Recorded data:
==============================
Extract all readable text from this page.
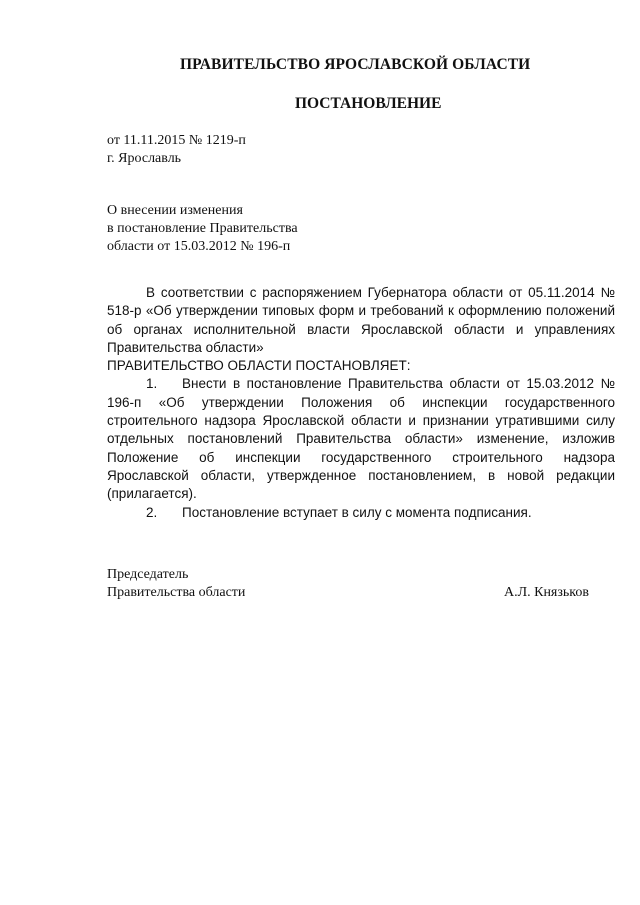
ПРАВИТЕЛЬСТВО ЯРОСЛАВСКОЙ ОБЛАСТИ
ПОСТАНОВЛЕНИЕ
от 11.11.2015 № 1219-п
г. Ярославль
О внесении изменения
в постановление Правительства
области от 15.03.2012 № 196-п

В соответствии с распоряжением Губернатора области от 05.11.2014 № 518-р «Об утверждении типовых форм и требований к оформлению положений об органах исполнительной власти Ярославской области и управлениях Правительства области»

ПРАВИТЕЛЬСТВО ОБЛАСТИ ПОСТАНОВЛЯЕТ:

1. Внести в постановление Правительства области от 15.03.2012 № 196-п «Об утверждении Положения об инспекции государственного строительного надзора Ярославской области и признании утратившими силу отдельных постановлений Правительства области» изменение, изложив Положение об инспекции государственного строительного надзора Ярославской области, утвержденное постановлением, в новой редакции (прилагается).

2. Постановление вступает в силу с момента подписания.

Председатель
Правительства области	А.Л. Князьков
==============================
#### INSTRUCTIONS TO FOLLOW:
Repeat the data exactly, excluding the pictures.

#### COMPLETED EXERCISE:
Extract all readable text from this page.
ПРАВИТЕЛЬСТВО ЯРОСЛАВСКОЙ ОБЛАСТИ
ПОСТАНОВЛЕНИЕ
от 11.11.2015 № 1219-п
г. Ярославль
О внесении изменения
в постановление Правительства
области от 15.03.2012 № 196-п

В соответствии с распоряжением Губернатора области от 05.11.2014 № 518-р «Об утверждении типовых форм и требований к оформлению положений об органах исполнительной власти Ярославской области и управлениях Правительства области»

ПРАВИТЕЛЬСТВО ОБЛАСТИ ПОСТАНОВЛЯЕТ:

1. Внести в постановление Правительства области от 15.03.2012 № 196-п «Об утверждении Положения об инспекции государственного строительного надзора Ярославской области и признании утратившими силу отдельных постановлений Правительства области» изменение, изложив Положение об инспекции государственного строительного надзора Ярославской области, утвержденное постановлением, в новой редакции (прилагается).

2. Постановление вступает в силу с момента подписания.

Председатель
Правительства области	А.Л. Князьков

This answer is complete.